_Task to carry out_
In the listing below, how many lines contain the word "المنوفية"? Please respond with the number only.

_Dataset entries_
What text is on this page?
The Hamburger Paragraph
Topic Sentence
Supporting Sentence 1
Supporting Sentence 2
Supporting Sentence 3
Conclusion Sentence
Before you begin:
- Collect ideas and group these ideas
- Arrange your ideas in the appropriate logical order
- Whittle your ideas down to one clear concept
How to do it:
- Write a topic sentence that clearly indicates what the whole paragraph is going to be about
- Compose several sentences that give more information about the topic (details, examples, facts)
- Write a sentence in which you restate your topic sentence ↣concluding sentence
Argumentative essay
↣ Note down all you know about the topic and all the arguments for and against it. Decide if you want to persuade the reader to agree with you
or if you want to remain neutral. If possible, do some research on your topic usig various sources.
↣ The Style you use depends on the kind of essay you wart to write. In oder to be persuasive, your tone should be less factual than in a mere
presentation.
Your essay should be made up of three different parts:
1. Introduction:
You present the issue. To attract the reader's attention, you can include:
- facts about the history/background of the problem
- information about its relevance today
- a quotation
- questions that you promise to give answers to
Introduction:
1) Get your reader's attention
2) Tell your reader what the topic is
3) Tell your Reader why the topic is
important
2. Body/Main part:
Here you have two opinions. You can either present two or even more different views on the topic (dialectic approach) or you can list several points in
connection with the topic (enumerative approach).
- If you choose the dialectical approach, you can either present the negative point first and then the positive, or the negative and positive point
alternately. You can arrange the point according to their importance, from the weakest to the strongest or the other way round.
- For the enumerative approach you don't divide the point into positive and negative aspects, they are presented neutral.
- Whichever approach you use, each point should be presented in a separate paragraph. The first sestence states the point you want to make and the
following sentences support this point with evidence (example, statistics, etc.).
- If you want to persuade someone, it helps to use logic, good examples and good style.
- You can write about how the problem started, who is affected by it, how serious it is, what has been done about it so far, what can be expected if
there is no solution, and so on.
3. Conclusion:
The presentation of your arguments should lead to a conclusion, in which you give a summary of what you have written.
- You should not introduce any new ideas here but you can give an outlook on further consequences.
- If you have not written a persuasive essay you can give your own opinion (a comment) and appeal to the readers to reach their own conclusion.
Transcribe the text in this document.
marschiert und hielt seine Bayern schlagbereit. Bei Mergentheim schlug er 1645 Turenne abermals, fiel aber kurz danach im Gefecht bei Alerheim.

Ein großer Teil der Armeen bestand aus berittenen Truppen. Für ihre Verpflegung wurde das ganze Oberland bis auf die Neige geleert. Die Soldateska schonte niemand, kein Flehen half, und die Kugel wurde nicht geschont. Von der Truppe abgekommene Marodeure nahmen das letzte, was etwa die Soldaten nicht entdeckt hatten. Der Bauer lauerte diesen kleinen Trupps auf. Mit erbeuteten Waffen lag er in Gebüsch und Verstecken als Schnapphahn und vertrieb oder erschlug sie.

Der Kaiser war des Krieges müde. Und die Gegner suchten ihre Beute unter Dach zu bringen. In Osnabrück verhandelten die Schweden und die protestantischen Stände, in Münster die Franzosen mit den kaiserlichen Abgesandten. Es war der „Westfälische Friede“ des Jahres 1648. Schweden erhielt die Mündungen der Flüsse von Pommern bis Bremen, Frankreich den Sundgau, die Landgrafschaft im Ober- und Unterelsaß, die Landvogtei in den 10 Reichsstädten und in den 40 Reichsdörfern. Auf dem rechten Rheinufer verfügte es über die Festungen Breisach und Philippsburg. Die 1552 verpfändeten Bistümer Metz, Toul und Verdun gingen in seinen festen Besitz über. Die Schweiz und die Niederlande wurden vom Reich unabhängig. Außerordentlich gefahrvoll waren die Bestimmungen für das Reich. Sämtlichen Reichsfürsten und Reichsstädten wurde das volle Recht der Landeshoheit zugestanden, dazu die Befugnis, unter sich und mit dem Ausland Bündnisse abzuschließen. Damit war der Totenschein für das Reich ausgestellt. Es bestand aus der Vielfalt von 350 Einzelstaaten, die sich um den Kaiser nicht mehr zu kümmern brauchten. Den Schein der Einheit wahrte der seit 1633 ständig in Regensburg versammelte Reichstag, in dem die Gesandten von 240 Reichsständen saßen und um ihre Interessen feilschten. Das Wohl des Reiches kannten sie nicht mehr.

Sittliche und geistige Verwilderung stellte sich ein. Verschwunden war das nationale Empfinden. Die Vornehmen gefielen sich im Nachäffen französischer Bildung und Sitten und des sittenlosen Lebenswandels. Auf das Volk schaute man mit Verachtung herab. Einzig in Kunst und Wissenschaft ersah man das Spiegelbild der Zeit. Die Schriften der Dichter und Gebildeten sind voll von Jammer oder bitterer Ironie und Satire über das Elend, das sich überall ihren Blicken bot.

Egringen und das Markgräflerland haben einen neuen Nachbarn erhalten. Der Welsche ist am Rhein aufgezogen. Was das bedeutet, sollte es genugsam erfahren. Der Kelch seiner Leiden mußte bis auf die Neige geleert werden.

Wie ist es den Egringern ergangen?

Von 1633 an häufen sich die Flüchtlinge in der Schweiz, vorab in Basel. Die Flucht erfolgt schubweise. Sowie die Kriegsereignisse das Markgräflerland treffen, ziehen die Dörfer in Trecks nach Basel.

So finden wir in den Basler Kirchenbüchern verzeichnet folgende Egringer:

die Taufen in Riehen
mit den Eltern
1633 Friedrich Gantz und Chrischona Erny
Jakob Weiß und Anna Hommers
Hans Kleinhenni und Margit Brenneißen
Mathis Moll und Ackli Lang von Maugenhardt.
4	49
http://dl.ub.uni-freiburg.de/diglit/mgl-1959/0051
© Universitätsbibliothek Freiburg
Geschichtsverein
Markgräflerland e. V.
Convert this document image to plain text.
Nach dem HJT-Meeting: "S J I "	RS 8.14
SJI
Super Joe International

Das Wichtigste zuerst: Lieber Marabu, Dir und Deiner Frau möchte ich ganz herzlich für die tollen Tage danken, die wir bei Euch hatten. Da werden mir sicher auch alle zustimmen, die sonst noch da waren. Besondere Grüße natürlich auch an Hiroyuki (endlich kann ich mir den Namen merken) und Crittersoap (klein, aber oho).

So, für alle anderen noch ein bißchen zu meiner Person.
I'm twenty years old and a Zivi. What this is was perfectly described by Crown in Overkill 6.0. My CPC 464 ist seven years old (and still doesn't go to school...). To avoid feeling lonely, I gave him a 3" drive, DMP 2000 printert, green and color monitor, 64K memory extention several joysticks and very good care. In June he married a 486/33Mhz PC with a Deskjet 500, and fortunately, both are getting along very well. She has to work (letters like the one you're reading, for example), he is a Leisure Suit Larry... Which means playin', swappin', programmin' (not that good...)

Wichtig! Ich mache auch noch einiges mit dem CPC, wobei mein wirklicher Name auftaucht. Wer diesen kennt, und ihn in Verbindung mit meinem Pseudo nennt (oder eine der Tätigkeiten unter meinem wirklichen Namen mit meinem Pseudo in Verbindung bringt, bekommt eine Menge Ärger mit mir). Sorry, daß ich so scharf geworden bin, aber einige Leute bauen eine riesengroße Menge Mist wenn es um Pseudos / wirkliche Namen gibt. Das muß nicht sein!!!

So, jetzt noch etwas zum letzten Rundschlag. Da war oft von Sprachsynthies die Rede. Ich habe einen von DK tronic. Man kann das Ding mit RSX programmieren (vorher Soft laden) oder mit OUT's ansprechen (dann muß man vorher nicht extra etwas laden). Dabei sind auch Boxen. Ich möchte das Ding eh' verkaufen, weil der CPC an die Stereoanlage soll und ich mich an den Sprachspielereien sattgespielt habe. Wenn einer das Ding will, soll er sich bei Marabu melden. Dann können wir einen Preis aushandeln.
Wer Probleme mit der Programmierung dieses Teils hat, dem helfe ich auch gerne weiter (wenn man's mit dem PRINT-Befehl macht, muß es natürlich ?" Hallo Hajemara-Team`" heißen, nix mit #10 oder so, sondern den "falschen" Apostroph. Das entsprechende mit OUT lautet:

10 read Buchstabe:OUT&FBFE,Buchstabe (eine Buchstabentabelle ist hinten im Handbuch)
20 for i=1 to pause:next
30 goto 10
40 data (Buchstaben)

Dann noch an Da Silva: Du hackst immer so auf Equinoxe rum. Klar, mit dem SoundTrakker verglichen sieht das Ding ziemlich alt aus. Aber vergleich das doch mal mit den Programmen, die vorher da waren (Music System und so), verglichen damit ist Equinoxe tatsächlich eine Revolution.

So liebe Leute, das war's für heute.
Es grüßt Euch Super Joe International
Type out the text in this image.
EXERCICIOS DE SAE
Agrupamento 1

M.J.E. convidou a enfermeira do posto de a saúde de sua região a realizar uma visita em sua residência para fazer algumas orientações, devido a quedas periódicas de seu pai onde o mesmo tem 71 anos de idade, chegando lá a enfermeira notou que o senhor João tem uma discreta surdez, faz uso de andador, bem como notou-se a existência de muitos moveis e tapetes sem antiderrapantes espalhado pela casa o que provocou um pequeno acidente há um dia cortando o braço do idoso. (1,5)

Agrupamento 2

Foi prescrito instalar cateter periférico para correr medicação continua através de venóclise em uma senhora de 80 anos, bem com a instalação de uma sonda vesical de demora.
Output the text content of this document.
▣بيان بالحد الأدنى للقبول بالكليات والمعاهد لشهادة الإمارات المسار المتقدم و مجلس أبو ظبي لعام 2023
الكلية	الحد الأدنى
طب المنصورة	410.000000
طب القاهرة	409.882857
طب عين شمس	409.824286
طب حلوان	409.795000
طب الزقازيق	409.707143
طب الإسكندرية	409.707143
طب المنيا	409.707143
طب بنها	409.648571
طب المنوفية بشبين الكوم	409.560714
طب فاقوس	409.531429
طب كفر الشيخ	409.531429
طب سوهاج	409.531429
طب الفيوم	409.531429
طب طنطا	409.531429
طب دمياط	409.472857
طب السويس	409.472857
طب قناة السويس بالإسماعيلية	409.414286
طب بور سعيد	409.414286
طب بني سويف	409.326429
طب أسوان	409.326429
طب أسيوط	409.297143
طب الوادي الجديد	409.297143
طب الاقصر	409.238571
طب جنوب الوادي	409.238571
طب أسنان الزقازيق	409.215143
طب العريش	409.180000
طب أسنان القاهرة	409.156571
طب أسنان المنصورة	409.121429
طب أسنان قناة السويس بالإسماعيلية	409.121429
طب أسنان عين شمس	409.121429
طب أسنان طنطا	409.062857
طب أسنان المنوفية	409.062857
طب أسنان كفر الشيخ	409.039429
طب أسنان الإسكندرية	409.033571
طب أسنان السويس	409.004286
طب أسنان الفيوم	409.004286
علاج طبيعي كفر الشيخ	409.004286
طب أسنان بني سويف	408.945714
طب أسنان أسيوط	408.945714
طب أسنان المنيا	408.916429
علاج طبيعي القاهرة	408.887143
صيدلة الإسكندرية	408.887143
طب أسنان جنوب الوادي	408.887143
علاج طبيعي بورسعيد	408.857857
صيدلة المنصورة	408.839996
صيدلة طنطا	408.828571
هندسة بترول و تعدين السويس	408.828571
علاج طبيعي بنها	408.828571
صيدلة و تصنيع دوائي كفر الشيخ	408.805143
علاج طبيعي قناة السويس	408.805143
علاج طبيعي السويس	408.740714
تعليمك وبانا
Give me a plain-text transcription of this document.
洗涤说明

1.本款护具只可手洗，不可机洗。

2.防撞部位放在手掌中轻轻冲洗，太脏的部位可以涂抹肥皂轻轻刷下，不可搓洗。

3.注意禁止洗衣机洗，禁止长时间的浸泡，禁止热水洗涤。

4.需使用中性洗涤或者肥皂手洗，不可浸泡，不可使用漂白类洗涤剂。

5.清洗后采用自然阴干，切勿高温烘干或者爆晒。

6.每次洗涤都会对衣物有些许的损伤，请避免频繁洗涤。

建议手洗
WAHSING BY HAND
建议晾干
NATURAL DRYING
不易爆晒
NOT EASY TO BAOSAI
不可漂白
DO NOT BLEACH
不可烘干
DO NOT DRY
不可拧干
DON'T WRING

_Task answer_
2